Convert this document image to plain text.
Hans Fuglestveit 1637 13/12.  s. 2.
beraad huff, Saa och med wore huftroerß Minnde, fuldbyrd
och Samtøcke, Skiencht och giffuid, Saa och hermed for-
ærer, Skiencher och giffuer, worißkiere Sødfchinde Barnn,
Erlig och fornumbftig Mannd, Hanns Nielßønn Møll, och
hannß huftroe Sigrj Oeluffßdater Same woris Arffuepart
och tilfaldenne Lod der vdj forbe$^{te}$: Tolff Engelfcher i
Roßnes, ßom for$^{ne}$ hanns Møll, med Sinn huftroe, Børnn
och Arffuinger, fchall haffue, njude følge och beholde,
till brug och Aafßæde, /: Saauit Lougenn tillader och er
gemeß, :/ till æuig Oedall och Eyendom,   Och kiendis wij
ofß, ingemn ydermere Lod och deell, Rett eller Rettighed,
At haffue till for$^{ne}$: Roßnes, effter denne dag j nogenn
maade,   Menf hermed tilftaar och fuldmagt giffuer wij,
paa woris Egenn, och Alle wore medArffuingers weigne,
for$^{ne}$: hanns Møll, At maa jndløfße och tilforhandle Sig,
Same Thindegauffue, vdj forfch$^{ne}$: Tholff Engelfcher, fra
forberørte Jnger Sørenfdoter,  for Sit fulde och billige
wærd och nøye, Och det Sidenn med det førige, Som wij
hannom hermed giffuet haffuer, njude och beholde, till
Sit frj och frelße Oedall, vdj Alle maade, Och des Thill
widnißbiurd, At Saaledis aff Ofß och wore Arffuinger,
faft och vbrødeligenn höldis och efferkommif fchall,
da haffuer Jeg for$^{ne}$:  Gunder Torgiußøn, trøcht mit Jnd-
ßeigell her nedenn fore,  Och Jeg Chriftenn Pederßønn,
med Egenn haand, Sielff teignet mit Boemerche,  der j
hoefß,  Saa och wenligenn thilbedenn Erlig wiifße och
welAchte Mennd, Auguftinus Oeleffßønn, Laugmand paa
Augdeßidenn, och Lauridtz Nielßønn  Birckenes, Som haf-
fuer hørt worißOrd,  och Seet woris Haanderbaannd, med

..........

Your objective
Output the complete data exactly as written.

Output of the task
Convert this document image to plain text.
Hans Fuglestveit 1637 13/12.  s. 2.
beraad huff, Saa och med wore huftroerß Minnde, fuldbyrd
och Samtøcke, Skiencht och giffuid, Saa och hermed for-
ærer, Skiencher och giffuer, worißkiere Sødfchinde Barnn,
Erlig och fornumbftig Mannd, Hanns Nielßønn Møll, och
hannß huftroe Sigrj Oeluffßdater Same woris Arffuepart
och tilfaldenne Lod der vdj forbe$^{te}$: Tolff Engelfcher i
Roßnes, ßom for$^{ne}$ hanns Møll, med Sinn huftroe, Børnn
och Arffuinger, fchall haffue, njude følge och beholde,
till brug och Aafßæde, /: Saauit Lougenn tillader och er
gemeß, :/ till æuig Oedall och Eyendom,   Och kiendis wij
ofß, ingemn ydermere Lod och deell, Rett eller Rettighed,
At haffue till for$^{ne}$: Roßnes, effter denne dag j nogenn
maade,   Menf hermed tilftaar och fuldmagt giffuer wij,
paa woris Egenn, och Alle wore medArffuingers weigne,
for$^{ne}$: hanns Møll, At maa jndløfße och tilforhandle Sig,
Same Thindegauffue, vdj forfch$^{ne}$: Tholff Engelfcher, fra
forberørte Jnger Sørenfdoter,  for Sit fulde och billige
wærd och nøye, Och det Sidenn med det førige, Som wij
hannom hermed giffuet haffuer, njude och beholde, till
Sit frj och frelße Oedall, vdj Alle maade, Och des Thill
widnißbiurd, At Saaledis aff Ofß och wore Arffuinger,
faft och vbrødeligenn höldis och efferkommif fchall,
da haffuer Jeg for$^{ne}$:  Gunder Torgiußøn, trøcht mit Jnd-
ßeigell her nedenn fore,  Och Jeg Chriftenn Pederßønn,
med Egenn haand, Sielff teignet mit Boemerche,  der j
hoefß,  Saa och wenligenn thilbedenn Erlig wiifße och
welAchte Mennd, Auguftinus Oeleffßønn, Laugmand paa
Augdeßidenn, och Lauridtz Nielßønn  Birckenes, Som haf-
fuer hørt worißOrd,  och Seet woris Haanderbaannd, med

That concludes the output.